What to produce
Check each line of the entries below for the string "name"; copy every line where it appears.

Input
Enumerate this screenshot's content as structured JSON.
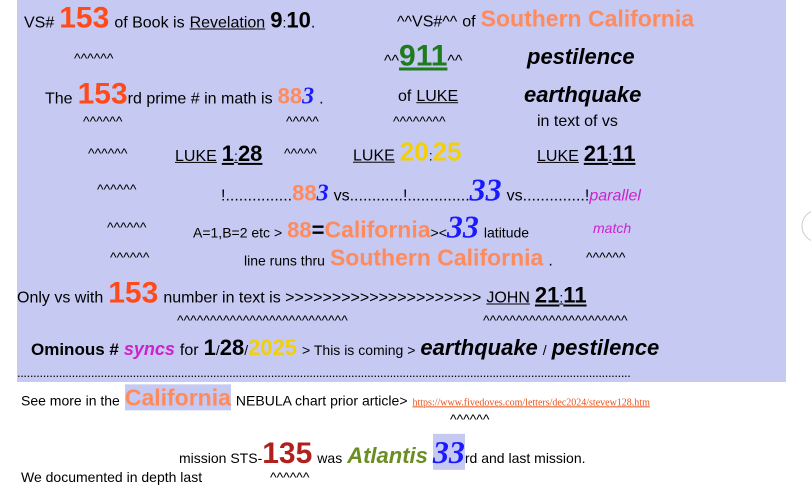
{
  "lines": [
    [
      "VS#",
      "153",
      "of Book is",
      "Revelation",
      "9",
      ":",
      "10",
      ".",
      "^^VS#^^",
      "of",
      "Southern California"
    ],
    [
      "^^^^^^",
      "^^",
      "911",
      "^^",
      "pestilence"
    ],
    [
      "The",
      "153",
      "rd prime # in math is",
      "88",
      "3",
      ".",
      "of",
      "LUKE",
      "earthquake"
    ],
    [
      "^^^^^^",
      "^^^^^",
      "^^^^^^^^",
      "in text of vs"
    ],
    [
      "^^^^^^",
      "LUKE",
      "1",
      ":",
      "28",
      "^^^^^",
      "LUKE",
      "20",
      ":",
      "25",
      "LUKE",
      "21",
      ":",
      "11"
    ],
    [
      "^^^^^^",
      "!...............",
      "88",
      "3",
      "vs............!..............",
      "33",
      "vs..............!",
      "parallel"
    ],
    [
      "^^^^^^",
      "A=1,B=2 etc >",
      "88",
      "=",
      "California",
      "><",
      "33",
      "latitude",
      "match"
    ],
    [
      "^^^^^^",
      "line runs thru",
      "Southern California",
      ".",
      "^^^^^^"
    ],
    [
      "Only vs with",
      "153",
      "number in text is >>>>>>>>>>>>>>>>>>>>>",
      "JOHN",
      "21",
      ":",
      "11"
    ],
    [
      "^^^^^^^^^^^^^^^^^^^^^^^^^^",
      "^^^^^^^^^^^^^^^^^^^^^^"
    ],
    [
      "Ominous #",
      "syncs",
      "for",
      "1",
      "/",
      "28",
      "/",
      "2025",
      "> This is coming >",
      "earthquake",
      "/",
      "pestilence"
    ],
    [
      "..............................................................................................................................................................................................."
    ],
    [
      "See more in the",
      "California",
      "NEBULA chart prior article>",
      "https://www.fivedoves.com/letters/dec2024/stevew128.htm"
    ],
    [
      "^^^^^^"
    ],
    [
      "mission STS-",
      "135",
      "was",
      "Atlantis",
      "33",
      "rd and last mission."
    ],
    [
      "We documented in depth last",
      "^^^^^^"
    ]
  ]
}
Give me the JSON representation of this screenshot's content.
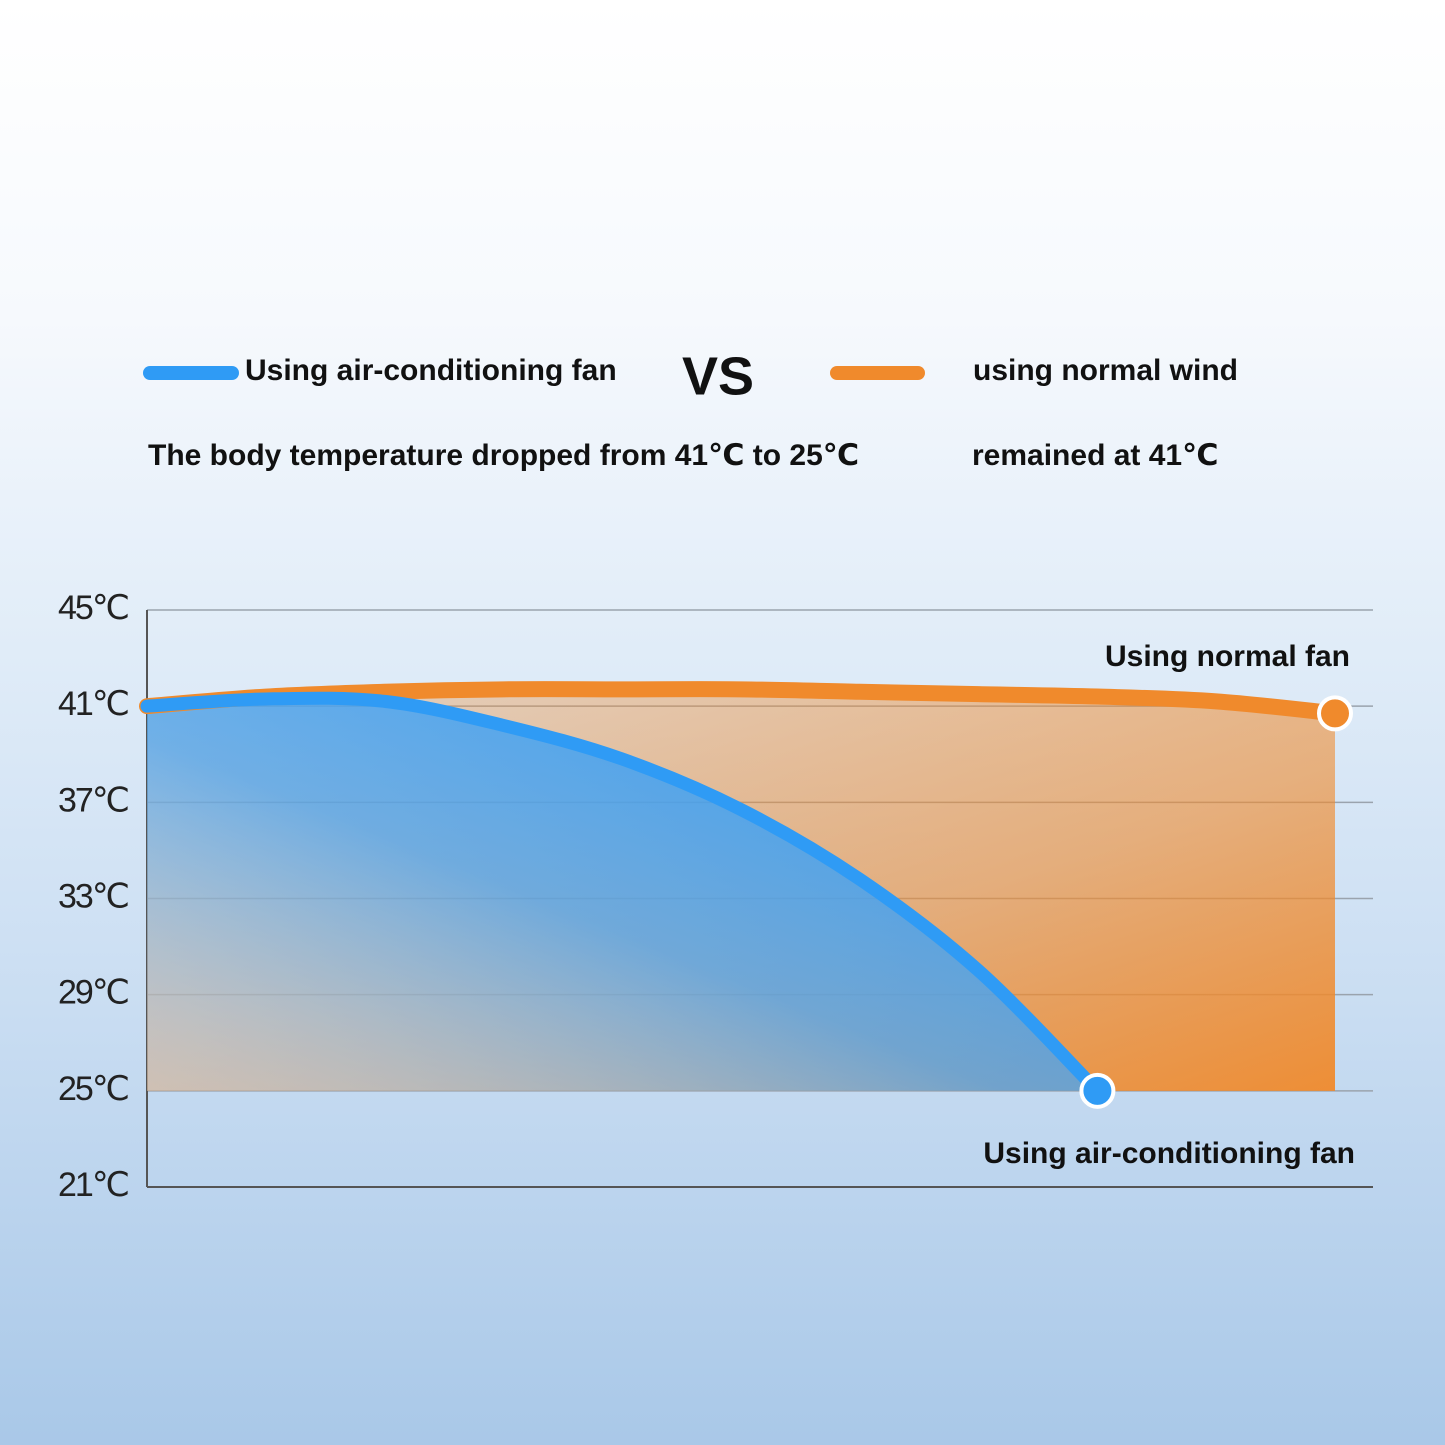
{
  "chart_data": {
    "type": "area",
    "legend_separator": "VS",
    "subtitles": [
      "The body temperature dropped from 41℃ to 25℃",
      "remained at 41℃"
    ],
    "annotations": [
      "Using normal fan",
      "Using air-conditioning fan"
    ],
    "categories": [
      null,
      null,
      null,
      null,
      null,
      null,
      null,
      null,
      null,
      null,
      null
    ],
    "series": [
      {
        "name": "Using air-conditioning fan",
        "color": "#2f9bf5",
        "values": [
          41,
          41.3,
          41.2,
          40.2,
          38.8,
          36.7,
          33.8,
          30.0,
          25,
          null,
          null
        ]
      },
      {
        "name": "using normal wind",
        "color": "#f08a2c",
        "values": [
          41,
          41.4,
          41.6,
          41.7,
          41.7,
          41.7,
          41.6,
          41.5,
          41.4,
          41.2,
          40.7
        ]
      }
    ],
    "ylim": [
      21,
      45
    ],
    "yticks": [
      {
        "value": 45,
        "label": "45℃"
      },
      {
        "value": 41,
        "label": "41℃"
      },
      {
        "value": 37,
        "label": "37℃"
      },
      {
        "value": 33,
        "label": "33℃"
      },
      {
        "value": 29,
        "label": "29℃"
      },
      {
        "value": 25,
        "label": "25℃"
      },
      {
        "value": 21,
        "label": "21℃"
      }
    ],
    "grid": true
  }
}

Answer in full
        "name": "Using air-conditioning fan",
        "name": "using normal wind",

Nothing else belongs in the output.